Each entry that follows is to be retyped exactly. Pictures do not belong in the copy.

RECORDS TO USE:
---------------

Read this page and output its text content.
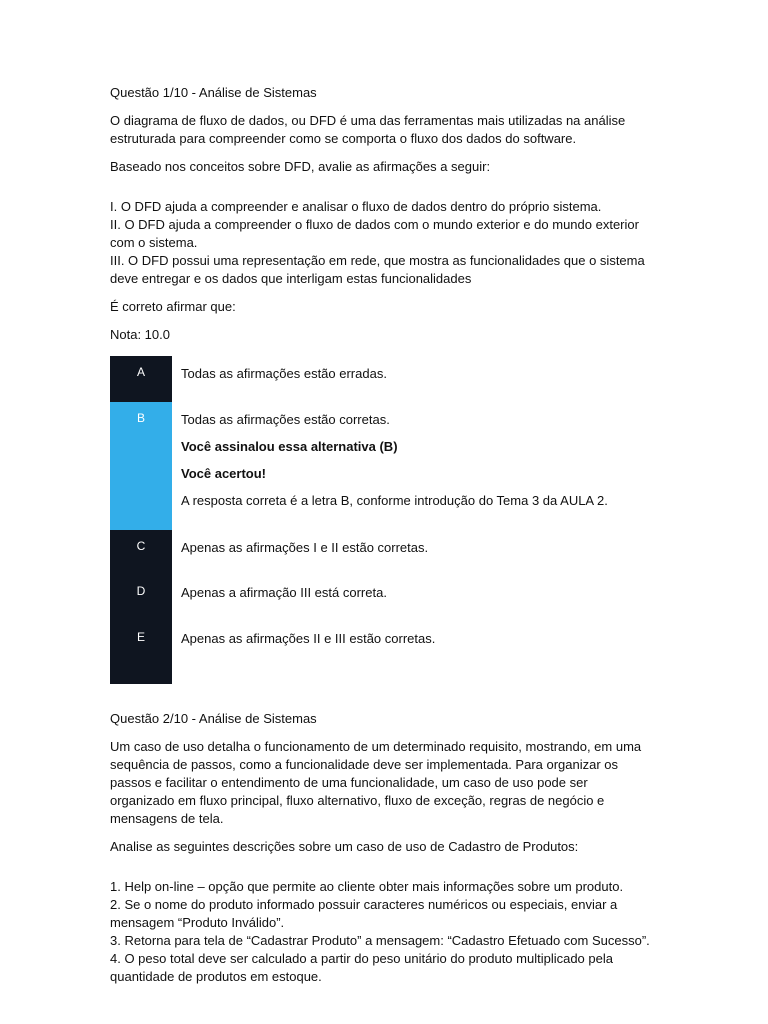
Questão 1/10 - Análise de Sistemas

O diagrama de fluxo de dados, ou DFD é uma das ferramentas mais utilizadas na análise estruturada para compreender como se comporta o fluxo dos dados do software.

Baseado nos conceitos sobre DFD, avalie as afirmações a seguir:

I. O DFD ajuda a compreender e analisar o fluxo de dados dentro do próprio sistema.

II. O DFD ajuda a compreender o fluxo de dados com o mundo exterior e do mundo exterior com o sistema.

III. O DFD possui uma representação em rede, que mostra as funcionalidades que o sistema deve entregar e os dados que interligam estas funcionalidades

É correto afirmar que:

Nota: 10.0

A	Todas as afirmações estão erradas.

B	Todas as afirmações estão corretas.

Você assinalou essa alternativa (B)

Você acertou!

A resposta correta é a letra B, conforme introdução do Tema 3 da AULA 2.

C	Apenas as afirmações I e II estão corretas.

D	Apenas a afirmação III está correta.

E	Apenas as afirmações II e III estão corretas.

Questão 2/10 - Análise de Sistemas

Um caso de uso detalha o funcionamento de um determinado requisito, mostrando, em uma sequência de passos, como a funcionalidade deve ser implementada. Para organizar os passos e facilitar o entendimento de uma funcionalidade, um caso de uso pode ser organizado em fluxo principal, fluxo alternativo, fluxo de exceção, regras de negócio e mensagens de tela.

Analise as seguintes descrições sobre um caso de uso de Cadastro de Produtos:

1. Help on-line – opção que permite ao cliente obter mais informações sobre um produto.

2. Se o nome do produto informado possuir caracteres numéricos ou especiais, enviar a mensagem “Produto Inválido”.

3. Retorna para tela de “Cadastrar Produto” a mensagem: “Cadastro Efetuado com Sucesso”.

4. O peso total deve ser calculado a partir do peso unitário do produto multiplicado pela quantidade de produtos em estoque.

---------------

THE COMPLETED TASK:
Read this page and output its text content.
Questão 1/10 - Análise de Sistemas

O diagrama de fluxo de dados, ou DFD é uma das ferramentas mais utilizadas na análise estruturada para compreender como se comporta o fluxo dos dados do software.

Baseado nos conceitos sobre DFD, avalie as afirmações a seguir:

I. O DFD ajuda a compreender e analisar o fluxo de dados dentro do próprio sistema.

II. O DFD ajuda a compreender o fluxo de dados com o mundo exterior e do mundo exterior com o sistema.

III. O DFD possui uma representação em rede, que mostra as funcionalidades que o sistema deve entregar e os dados que interligam estas funcionalidades

É correto afirmar que:

Nota: 10.0

A	Todas as afirmações estão erradas.

B	Todas as afirmações estão corretas.

Você assinalou essa alternativa (B)

Você acertou!

A resposta correta é a letra B, conforme introdução do Tema 3 da AULA 2.

C	Apenas as afirmações I e II estão corretas.

D	Apenas a afirmação III está correta.

E	Apenas as afirmações II e III estão corretas.

Questão 2/10 - Análise de Sistemas

Um caso de uso detalha o funcionamento de um determinado requisito, mostrando, em uma sequência de passos, como a funcionalidade deve ser implementada. Para organizar os passos e facilitar o entendimento de uma funcionalidade, um caso de uso pode ser organizado em fluxo principal, fluxo alternativo, fluxo de exceção, regras de negócio e mensagens de tela.

Analise as seguintes descrições sobre um caso de uso de Cadastro de Produtos:

1. Help on-line – opção que permite ao cliente obter mais informações sobre um produto.

2. Se o nome do produto informado possuir caracteres numéricos ou especiais, enviar a mensagem “Produto Inválido”.

3. Retorna para tela de “Cadastrar Produto” a mensagem: “Cadastro Efetuado com Sucesso”.

4. O peso total deve ser calculado a partir do peso unitário do produto multiplicado pela quantidade de produtos em estoque.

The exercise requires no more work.